▸ **Excerpted data**
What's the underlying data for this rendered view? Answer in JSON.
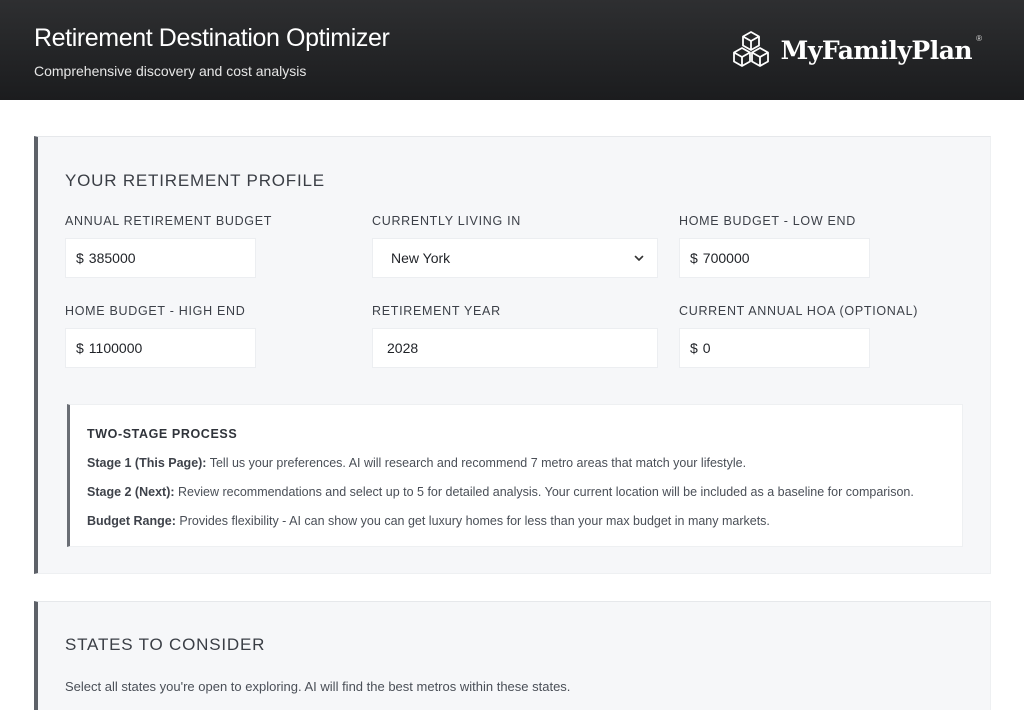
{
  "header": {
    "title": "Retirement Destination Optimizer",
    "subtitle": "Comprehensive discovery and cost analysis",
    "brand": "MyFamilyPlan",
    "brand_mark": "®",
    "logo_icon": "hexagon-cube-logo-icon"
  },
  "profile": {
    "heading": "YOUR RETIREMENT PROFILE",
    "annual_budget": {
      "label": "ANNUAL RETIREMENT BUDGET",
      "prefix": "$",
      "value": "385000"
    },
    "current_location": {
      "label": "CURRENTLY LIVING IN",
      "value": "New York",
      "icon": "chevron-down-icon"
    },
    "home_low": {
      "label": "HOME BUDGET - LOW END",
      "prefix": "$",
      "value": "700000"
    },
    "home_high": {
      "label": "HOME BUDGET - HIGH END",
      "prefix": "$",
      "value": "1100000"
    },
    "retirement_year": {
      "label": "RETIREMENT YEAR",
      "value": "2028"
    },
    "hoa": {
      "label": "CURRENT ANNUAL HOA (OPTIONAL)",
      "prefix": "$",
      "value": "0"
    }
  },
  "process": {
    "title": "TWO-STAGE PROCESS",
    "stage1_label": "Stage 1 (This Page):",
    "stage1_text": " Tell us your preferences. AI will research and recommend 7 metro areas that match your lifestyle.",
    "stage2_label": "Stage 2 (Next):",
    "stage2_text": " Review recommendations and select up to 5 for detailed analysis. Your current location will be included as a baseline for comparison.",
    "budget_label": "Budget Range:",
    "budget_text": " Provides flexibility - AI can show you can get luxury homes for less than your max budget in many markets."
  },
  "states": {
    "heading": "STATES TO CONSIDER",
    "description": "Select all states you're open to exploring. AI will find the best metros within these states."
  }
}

---

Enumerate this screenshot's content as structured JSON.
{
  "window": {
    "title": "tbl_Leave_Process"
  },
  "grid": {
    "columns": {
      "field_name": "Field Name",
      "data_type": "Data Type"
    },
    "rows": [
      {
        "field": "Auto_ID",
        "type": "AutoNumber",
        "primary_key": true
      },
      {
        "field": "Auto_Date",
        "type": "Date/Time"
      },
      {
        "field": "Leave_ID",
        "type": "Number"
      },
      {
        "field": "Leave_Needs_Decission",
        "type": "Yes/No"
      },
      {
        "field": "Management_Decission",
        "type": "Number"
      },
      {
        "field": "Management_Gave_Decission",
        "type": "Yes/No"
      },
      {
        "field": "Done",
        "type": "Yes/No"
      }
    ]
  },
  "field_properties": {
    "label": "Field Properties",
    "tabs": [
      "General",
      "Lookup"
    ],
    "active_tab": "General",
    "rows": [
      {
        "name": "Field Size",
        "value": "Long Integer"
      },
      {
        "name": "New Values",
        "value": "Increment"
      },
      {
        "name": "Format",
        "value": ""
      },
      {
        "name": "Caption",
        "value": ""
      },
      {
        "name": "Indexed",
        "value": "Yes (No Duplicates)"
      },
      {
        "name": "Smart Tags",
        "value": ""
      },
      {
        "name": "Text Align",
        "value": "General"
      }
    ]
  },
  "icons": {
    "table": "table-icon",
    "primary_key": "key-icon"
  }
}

--

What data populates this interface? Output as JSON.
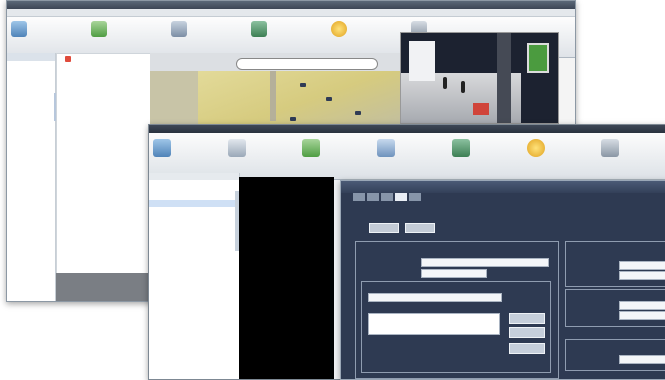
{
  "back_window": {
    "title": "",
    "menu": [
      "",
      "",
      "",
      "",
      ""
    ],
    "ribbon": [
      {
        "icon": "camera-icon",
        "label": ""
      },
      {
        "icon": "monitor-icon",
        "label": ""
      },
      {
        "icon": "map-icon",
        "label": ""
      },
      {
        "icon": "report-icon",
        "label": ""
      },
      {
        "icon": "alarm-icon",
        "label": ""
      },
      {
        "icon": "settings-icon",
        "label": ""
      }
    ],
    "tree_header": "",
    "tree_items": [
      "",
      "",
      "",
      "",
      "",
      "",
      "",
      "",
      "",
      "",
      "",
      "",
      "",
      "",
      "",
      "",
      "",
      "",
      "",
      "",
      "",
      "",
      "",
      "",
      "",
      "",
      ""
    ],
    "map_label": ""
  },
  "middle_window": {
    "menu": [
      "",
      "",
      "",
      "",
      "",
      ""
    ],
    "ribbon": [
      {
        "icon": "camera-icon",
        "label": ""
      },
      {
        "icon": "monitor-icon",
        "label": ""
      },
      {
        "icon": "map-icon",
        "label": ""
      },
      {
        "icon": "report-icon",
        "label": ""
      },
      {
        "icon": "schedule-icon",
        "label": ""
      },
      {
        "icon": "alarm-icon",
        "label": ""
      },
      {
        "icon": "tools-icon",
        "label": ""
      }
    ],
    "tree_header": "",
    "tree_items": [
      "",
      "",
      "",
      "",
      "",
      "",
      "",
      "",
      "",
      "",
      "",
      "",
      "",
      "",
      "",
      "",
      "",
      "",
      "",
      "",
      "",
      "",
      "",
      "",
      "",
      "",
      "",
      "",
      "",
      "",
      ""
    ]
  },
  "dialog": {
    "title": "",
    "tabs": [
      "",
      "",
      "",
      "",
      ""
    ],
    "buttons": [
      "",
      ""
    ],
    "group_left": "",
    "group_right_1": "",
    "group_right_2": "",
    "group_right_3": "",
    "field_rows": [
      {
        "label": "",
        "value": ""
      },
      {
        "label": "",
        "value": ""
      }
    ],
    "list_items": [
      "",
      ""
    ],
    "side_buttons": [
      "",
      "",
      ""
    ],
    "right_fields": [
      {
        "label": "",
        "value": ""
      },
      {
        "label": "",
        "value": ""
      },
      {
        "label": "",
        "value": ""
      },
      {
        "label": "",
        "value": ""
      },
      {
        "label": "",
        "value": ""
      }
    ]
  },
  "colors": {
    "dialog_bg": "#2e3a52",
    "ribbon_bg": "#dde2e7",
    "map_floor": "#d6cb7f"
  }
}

▸ **What the task requires**
From the entries above, select each line containing the string "will".

▸ **Solved problem**
    "stage1_text": " Tell us your preferences. AI will research and recommend 7 metro areas that match your lifestyle.",
    "stage2_text": " Review recommendations and select up to 5 for detailed analysis. Your current location will be included as a baseline for comparison.",
    "description": "Select all states you're open to exploring. AI will find the best metros within these states."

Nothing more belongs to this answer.